-- Written exercise --
Lines containing the word "name" are to be located and copied.

-- Record set --
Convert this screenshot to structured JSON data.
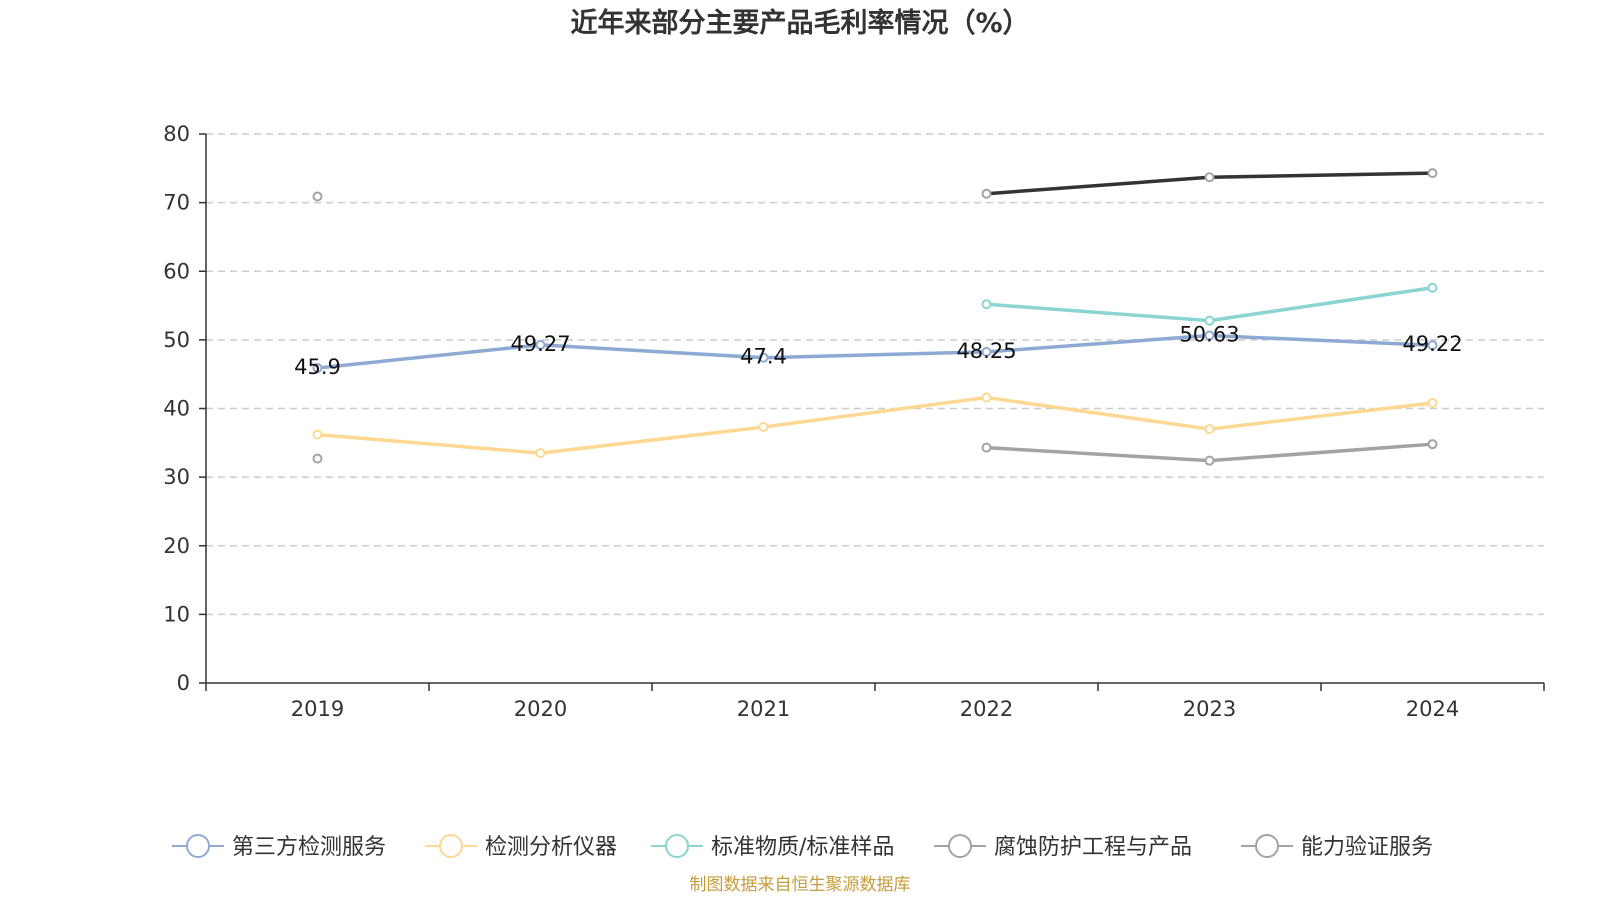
{
  "chart_data": {
    "type": "line",
    "title": "近年来部分主要产品毛利率情况（%）",
    "source": "制图数据来自恒生聚源数据库",
    "categories": [
      "2019",
      "2020",
      "2021",
      "2022",
      "2023",
      "2024"
    ],
    "ylim": [
      0,
      80
    ],
    "yticks": [
      0,
      10,
      20,
      30,
      40,
      50,
      60,
      70,
      80
    ],
    "grid": true,
    "legend_position": "bottom",
    "series": [
      {
        "name": "第三方检测服务",
        "color": "#8eaad4",
        "values": [
          45.9,
          49.27,
          47.4,
          48.25,
          50.63,
          49.22
        ],
        "labels": [
          "45.9",
          "49.27",
          "47.4",
          "48.25",
          "50.63",
          "49.22"
        ]
      },
      {
        "name": "检测分析仪器",
        "color": "#fcd893",
        "values": [
          36.2,
          33.5,
          37.3,
          41.6,
          37.0,
          40.8
        ]
      },
      {
        "name": "标准物质/标准样品",
        "color": "#8ad4d1",
        "values": [
          null,
          null,
          null,
          55.2,
          52.8,
          57.6
        ]
      },
      {
        "name": "腐蚀防护工程与产品",
        "color": "#a3a3a3",
        "values": [
          32.7,
          null,
          null,
          34.3,
          32.4,
          34.8
        ]
      },
      {
        "name": "能力验证服务",
        "color": "#333333",
        "legend_color": "#a3a3a3",
        "values": [
          70.9,
          null,
          null,
          71.3,
          73.7,
          74.3
        ]
      }
    ]
  }
}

-- Task answer --
        "name": "第三方检测服务",
        "name": "检测分析仪器",
        "name": "标准物质/标准样品",
        "name": "腐蚀防护工程与产品",
        "name": "能力验证服务",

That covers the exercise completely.